• **TASK TO CARRY OUT**
Retype the whole listing below, character for character.

>> start DATA PROVIDED

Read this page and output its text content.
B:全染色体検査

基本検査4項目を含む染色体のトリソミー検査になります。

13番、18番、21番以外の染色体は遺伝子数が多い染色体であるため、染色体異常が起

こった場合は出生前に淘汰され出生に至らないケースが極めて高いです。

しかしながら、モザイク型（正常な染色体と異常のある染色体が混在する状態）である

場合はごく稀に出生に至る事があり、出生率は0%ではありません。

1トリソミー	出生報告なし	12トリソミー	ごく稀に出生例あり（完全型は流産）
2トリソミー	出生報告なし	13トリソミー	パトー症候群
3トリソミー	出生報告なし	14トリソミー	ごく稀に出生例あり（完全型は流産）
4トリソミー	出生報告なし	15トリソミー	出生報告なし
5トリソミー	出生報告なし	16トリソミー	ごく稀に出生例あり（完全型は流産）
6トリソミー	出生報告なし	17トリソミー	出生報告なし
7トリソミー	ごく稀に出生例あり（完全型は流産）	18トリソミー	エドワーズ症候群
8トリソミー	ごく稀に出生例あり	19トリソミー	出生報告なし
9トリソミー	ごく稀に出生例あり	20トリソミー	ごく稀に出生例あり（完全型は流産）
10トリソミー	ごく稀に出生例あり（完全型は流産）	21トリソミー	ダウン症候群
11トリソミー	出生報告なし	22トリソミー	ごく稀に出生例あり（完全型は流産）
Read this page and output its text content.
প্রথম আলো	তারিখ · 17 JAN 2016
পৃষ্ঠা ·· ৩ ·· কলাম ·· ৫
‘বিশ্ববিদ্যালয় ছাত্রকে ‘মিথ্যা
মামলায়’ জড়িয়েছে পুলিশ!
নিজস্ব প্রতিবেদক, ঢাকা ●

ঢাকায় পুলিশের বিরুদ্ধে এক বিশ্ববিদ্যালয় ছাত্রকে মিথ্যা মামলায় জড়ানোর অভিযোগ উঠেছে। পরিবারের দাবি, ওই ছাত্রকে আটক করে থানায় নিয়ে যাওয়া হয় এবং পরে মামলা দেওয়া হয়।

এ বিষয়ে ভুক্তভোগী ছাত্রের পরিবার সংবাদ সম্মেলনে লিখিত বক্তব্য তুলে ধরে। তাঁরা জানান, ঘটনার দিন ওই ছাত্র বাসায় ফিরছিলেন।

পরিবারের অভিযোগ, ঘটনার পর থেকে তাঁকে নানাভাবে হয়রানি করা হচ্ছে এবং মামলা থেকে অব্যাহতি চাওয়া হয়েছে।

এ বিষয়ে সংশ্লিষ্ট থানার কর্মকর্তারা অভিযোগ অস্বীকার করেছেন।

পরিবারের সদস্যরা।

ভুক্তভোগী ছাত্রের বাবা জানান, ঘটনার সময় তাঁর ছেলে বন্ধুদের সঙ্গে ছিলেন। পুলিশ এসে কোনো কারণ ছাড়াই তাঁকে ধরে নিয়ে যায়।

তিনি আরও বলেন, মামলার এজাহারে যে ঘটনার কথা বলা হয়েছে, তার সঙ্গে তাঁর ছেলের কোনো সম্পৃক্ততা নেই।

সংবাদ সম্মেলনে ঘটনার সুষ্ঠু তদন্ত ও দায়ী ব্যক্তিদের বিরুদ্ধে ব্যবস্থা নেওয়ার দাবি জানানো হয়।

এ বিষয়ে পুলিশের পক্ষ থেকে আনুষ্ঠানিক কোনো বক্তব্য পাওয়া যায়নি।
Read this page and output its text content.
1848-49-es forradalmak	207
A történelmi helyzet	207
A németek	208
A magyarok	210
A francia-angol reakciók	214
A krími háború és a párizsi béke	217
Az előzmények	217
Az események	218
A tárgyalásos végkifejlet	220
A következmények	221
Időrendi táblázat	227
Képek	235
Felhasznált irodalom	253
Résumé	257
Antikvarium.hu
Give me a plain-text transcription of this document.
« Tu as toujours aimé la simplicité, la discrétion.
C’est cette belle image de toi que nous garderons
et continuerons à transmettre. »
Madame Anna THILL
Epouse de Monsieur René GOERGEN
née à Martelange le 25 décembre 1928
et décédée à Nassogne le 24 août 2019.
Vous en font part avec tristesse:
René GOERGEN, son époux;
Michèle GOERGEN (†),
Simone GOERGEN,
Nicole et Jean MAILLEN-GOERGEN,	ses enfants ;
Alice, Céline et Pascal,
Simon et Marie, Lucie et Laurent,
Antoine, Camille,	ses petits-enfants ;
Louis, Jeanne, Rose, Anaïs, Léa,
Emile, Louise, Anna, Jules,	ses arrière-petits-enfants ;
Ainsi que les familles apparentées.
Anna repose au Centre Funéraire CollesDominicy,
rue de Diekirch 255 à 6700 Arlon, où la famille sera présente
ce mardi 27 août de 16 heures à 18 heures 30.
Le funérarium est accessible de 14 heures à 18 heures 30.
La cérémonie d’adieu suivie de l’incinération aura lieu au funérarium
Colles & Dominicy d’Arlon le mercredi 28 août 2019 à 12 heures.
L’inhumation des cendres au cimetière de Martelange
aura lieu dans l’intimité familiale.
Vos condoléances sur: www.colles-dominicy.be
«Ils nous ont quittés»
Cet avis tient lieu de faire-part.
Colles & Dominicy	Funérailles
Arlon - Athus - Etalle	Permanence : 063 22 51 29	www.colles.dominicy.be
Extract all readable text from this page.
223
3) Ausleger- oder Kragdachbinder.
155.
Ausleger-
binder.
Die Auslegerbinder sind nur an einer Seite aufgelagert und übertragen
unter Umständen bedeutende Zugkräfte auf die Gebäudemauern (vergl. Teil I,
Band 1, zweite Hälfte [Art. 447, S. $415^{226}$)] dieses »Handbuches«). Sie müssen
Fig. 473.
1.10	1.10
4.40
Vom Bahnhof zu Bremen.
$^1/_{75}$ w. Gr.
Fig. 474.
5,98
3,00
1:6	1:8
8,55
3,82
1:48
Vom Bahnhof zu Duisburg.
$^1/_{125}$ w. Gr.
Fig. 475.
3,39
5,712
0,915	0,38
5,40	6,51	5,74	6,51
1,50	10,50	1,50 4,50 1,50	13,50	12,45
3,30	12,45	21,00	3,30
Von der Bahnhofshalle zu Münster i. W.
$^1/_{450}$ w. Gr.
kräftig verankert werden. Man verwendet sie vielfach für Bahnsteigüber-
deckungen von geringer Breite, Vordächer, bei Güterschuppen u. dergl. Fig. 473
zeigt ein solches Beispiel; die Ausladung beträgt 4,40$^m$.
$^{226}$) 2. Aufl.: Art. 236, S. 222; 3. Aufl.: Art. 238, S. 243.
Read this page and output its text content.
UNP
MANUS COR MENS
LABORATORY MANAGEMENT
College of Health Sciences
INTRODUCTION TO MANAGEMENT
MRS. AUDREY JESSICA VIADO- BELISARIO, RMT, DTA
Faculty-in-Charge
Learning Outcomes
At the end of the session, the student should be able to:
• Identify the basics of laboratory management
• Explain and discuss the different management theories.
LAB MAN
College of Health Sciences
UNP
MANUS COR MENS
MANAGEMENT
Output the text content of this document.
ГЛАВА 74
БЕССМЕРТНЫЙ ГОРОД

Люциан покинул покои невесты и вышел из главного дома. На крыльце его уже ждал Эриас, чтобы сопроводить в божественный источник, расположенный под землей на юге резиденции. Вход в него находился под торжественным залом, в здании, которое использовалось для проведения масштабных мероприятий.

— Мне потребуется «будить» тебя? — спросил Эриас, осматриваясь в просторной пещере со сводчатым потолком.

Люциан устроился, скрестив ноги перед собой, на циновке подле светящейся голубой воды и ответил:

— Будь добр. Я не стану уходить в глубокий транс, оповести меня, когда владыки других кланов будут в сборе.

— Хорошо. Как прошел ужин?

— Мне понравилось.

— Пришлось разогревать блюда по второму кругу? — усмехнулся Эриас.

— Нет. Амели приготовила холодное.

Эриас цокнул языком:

>> end DATA PROVIDED

• **COMPLETE OUTPUT**
Read this page and output its text content.
B:全染色体検査

基本検査4項目を含む染色体のトリソミー検査になります。

13番、18番、21番以外の染色体は遺伝子数が多い染色体であるため、染色体異常が起

こった場合は出生前に淘汰され出生に至らないケースが極めて高いです。

しかしながら、モザイク型（正常な染色体と異常のある染色体が混在する状態）である

場合はごく稀に出生に至る事があり、出生率は0%ではありません。

1トリソミー	出生報告なし	12トリソミー	ごく稀に出生例あり（完全型は流産）
2トリソミー	出生報告なし	13トリソミー	パトー症候群
3トリソミー	出生報告なし	14トリソミー	ごく稀に出生例あり（完全型は流産）
4トリソミー	出生報告なし	15トリソミー	出生報告なし
5トリソミー	出生報告なし	16トリソミー	ごく稀に出生例あり（完全型は流産）
6トリソミー	出生報告なし	17トリソミー	出生報告なし
7トリソミー	ごく稀に出生例あり（完全型は流産）	18トリソミー	エドワーズ症候群
8トリソミー	ごく稀に出生例あり	19トリソミー	出生報告なし
9トリソミー	ごく稀に出生例あり	20トリソミー	ごく稀に出生例あり（完全型は流産）
10トリソミー	ごく稀に出生例あり（完全型は流産）	21トリソミー	ダウン症候群
11トリソミー	出生報告なし	22トリソミー	ごく稀に出生例あり（完全型は流産）
Read this page and output its text content.
প্রথম আলো	তারিখ · 17 JAN 2016
পৃষ্ঠা ·· ৩ ·· কলাম ·· ৫
‘বিশ্ববিদ্যালয় ছাত্রকে ‘মিথ্যা
মামলায়’ জড়িয়েছে পুলিশ!
নিজস্ব প্রতিবেদক, ঢাকা ●

ঢাকায় পুলিশের বিরুদ্ধে এক বিশ্ববিদ্যালয় ছাত্রকে মিথ্যা মামলায় জড়ানোর অভিযোগ উঠেছে। পরিবারের দাবি, ওই ছাত্রকে আটক করে থানায় নিয়ে যাওয়া হয় এবং পরে মামলা দেওয়া হয়।

এ বিষয়ে ভুক্তভোগী ছাত্রের পরিবার সংবাদ সম্মেলনে লিখিত বক্তব্য তুলে ধরে। তাঁরা জানান, ঘটনার দিন ওই ছাত্র বাসায় ফিরছিলেন।

পরিবারের অভিযোগ, ঘটনার পর থেকে তাঁকে নানাভাবে হয়রানি করা হচ্ছে এবং মামলা থেকে অব্যাহতি চাওয়া হয়েছে।

এ বিষয়ে সংশ্লিষ্ট থানার কর্মকর্তারা অভিযোগ অস্বীকার করেছেন।

পরিবারের সদস্যরা।

ভুক্তভোগী ছাত্রের বাবা জানান, ঘটনার সময় তাঁর ছেলে বন্ধুদের সঙ্গে ছিলেন। পুলিশ এসে কোনো কারণ ছাড়াই তাঁকে ধরে নিয়ে যায়।

তিনি আরও বলেন, মামলার এজাহারে যে ঘটনার কথা বলা হয়েছে, তার সঙ্গে তাঁর ছেলের কোনো সম্পৃক্ততা নেই।

সংবাদ সম্মেলনে ঘটনার সুষ্ঠু তদন্ত ও দায়ী ব্যক্তিদের বিরুদ্ধে ব্যবস্থা নেওয়ার দাবি জানানো হয়।

এ বিষয়ে পুলিশের পক্ষ থেকে আনুষ্ঠানিক কোনো বক্তব্য পাওয়া যায়নি।
Read this page and output its text content.
1848-49-es forradalmak	207
A történelmi helyzet	207
A németek	208
A magyarok	210
A francia-angol reakciók	214
A krími háború és a párizsi béke	217
Az előzmények	217
Az események	218
A tárgyalásos végkifejlet	220
A következmények	221
Időrendi táblázat	227
Képek	235
Felhasznált irodalom	253
Résumé	257
Antikvarium.hu
Give me a plain-text transcription of this document.
« Tu as toujours aimé la simplicité, la discrétion.
C’est cette belle image de toi que nous garderons
et continuerons à transmettre. »
Madame Anna THILL
Epouse de Monsieur René GOERGEN
née à Martelange le 25 décembre 1928
et décédée à Nassogne le 24 août 2019.
Vous en font part avec tristesse:
René GOERGEN, son époux;
Michèle GOERGEN (†),
Simone GOERGEN,
Nicole et Jean MAILLEN-GOERGEN,	ses enfants ;
Alice, Céline et Pascal,
Simon et Marie, Lucie et Laurent,
Antoine, Camille,	ses petits-enfants ;
Louis, Jeanne, Rose, Anaïs, Léa,
Emile, Louise, Anna, Jules,	ses arrière-petits-enfants ;
Ainsi que les familles apparentées.
Anna repose au Centre Funéraire CollesDominicy,
rue de Diekirch 255 à 6700 Arlon, où la famille sera présente
ce mardi 27 août de 16 heures à 18 heures 30.
Le funérarium est accessible de 14 heures à 18 heures 30.
La cérémonie d’adieu suivie de l’incinération aura lieu au funérarium
Colles & Dominicy d’Arlon le mercredi 28 août 2019 à 12 heures.
L’inhumation des cendres au cimetière de Martelange
aura lieu dans l’intimité familiale.
Vos condoléances sur: www.colles-dominicy.be
«Ils nous ont quittés»
Cet avis tient lieu de faire-part.
Colles & Dominicy	Funérailles
Arlon - Athus - Etalle	Permanence : 063 22 51 29	www.colles.dominicy.be
Extract all readable text from this page.
223
3) Ausleger- oder Kragdachbinder.
155.
Ausleger-
binder.
Die Auslegerbinder sind nur an einer Seite aufgelagert und übertragen
unter Umständen bedeutende Zugkräfte auf die Gebäudemauern (vergl. Teil I,
Band 1, zweite Hälfte [Art. 447, S. $415^{226}$)] dieses »Handbuches«). Sie müssen
Fig. 473.
1.10	1.10
4.40
Vom Bahnhof zu Bremen.
$^1/_{75}$ w. Gr.
Fig. 474.
5,98
3,00
1:6	1:8
8,55
3,82
1:48
Vom Bahnhof zu Duisburg.
$^1/_{125}$ w. Gr.
Fig. 475.
3,39
5,712
0,915	0,38
5,40	6,51	5,74	6,51
1,50	10,50	1,50 4,50 1,50	13,50	12,45
3,30	12,45	21,00	3,30
Von der Bahnhofshalle zu Münster i. W.
$^1/_{450}$ w. Gr.
kräftig verankert werden. Man verwendet sie vielfach für Bahnsteigüber-
deckungen von geringer Breite, Vordächer, bei Güterschuppen u. dergl. Fig. 473
zeigt ein solches Beispiel; die Ausladung beträgt 4,40$^m$.
$^{226}$) 2. Aufl.: Art. 236, S. 222; 3. Aufl.: Art. 238, S. 243.
Read this page and output its text content.
UNP
MANUS COR MENS
LABORATORY MANAGEMENT
College of Health Sciences
INTRODUCTION TO MANAGEMENT
MRS. AUDREY JESSICA VIADO- BELISARIO, RMT, DTA
Faculty-in-Charge
Learning Outcomes
At the end of the session, the student should be able to:
• Identify the basics of laboratory management
• Explain and discuss the different management theories.
LAB MAN
College of Health Sciences
UNP
MANUS COR MENS
MANAGEMENT
Output the text content of this document.
ГЛАВА 74
БЕССМЕРТНЫЙ ГОРОД

Люциан покинул покои невесты и вышел из главного дома. На крыльце его уже ждал Эриас, чтобы сопроводить в божественный источник, расположенный под землей на юге резиденции. Вход в него находился под торжественным залом, в здании, которое использовалось для проведения масштабных мероприятий.

— Мне потребуется «будить» тебя? — спросил Эриас, осматриваясь в просторной пещере со сводчатым потолком.

Люциан устроился, скрестив ноги перед собой, на циновке подле светящейся голубой воды и ответил:

— Будь добр. Я не стану уходить в глубокий транс, оповести меня, когда владыки других кланов будут в сборе.

— Хорошо. Как прошел ужин?

— Мне понравилось.

— Пришлось разогревать блюда по второму кругу? — усмехнулся Эриас.

— Нет. Амели приготовила холодное.

Эриас цокнул языком:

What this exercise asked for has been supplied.